Centralized blockchains vs. decentralized blockchains.

Despite rotating hosts and delaying requests, the amount of Rovers attempting to retrieve the latest blocks from these blockchains overwhelmed the hosts and caused blocks to stop being issued. We used the maximum level of etiquette (we’re all in this together) — if this was part of an attack in theory it could have been done with three or four machines.

(L-R) NEO Nodes 100% unreachable, Waves Down.

Once Town Council Mode was enabled and miners disabled their mining machines, the networks resumed normal operation. This may also be related to small machine counts, only 300 or so with Waves and 66 on NEO. Chains with signature based blockchains like Lisk scaled without issue.

Rovers absorbing blocks from decentralized and centralized blockchains.

What are Block Collider Dark Fibers?

Adding Block Collider Dark Fiber to a blockchain consumed by the Collider adds mining conditions that do not change rules of mining the current Block Collider, it’s consensus algorithm, or violate our decentralized philosophy. Put simply, and discussed in more detail below, Dark Fiber delays the incentive to get the most recent block or state of a dataset, permitting miners to request the block at any point in a window of time without being at a disadvantage relative to other miners.
# # # # #
Objective 1 ->
Answer these questions using the blockchain passage:
(a) About how many machines did Waves have?
(b) Which signature-based blockchain does the passage say scaled without issue?
(c) What incentive does Dark Fiber delay?
Objective 2 -> Summarize the blockchain passage in two sentences.
Objective 3 -> Translate this sentence from the blockchain passage into Spanish: "Chains with signature based blockchains like Lisk scaled without issue."

Records from a data collection ->
# # # # #
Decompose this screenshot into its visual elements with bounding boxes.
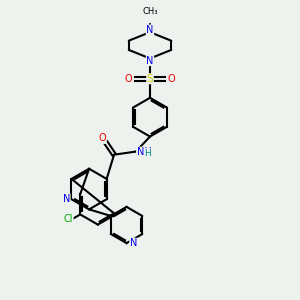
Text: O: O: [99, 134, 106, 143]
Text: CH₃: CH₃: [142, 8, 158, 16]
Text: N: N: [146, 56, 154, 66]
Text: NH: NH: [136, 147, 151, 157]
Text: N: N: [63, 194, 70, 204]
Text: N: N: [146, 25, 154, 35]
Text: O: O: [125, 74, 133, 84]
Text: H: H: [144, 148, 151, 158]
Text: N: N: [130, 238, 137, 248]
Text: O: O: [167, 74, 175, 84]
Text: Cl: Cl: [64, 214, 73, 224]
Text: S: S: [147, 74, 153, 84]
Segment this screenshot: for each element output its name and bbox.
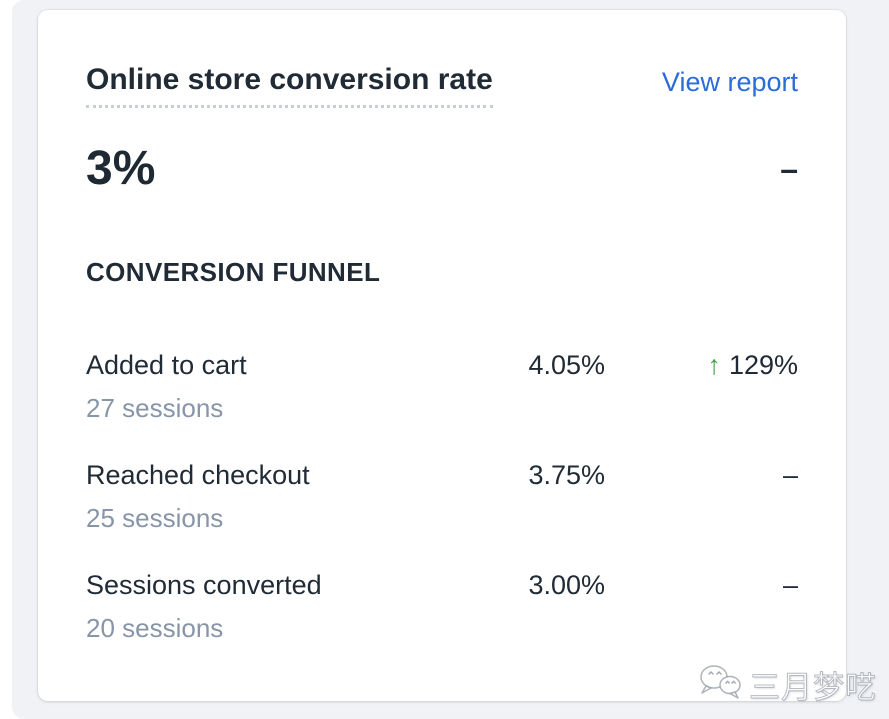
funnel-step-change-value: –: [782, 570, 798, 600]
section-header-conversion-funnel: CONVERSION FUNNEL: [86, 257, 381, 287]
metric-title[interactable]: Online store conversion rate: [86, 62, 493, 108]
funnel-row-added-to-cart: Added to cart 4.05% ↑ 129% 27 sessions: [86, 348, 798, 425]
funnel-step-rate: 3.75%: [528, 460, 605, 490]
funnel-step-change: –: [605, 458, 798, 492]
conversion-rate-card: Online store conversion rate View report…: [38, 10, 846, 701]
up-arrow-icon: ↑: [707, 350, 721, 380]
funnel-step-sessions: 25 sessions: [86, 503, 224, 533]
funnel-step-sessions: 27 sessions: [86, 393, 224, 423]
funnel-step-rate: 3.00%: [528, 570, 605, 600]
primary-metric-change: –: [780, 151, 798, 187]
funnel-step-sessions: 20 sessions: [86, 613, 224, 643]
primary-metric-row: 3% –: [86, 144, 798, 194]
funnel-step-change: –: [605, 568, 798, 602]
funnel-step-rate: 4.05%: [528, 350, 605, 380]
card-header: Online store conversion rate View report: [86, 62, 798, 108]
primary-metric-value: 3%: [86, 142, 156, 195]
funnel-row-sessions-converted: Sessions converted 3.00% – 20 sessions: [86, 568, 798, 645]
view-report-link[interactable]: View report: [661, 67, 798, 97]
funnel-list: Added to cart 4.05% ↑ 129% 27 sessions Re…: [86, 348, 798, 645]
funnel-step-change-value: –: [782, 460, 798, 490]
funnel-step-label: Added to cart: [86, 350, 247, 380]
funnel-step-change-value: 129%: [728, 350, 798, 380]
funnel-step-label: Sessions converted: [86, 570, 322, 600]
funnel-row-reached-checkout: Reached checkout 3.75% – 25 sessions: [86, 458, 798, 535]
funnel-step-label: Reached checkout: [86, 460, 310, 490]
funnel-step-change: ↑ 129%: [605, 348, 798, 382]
# # # # #
Right answer 1 ->
(a) About 300.
(b) Lisk.
(c) The incentive to get the most recent block or state of a dataset.

Right answer 2 -> Rovers retrieving the latest blocks overwhelmed the hosts of some blockchains and caused blocks to stop being issued until Town Council Mode was enabled and miners disabled their machines, while signature-based chains like Lisk scaled without issue. Block Collider Dark Fiber adds mining conditions without changing the current mining rules or consensus algorithm, delaying the incentive to get the most recent block so that miners can request it at any point in a window of time without being at a disadvantage.

Right answer 3 -> Las cadenas con blockchains basadas en firmas, como Lisk, escalaron sin problemas.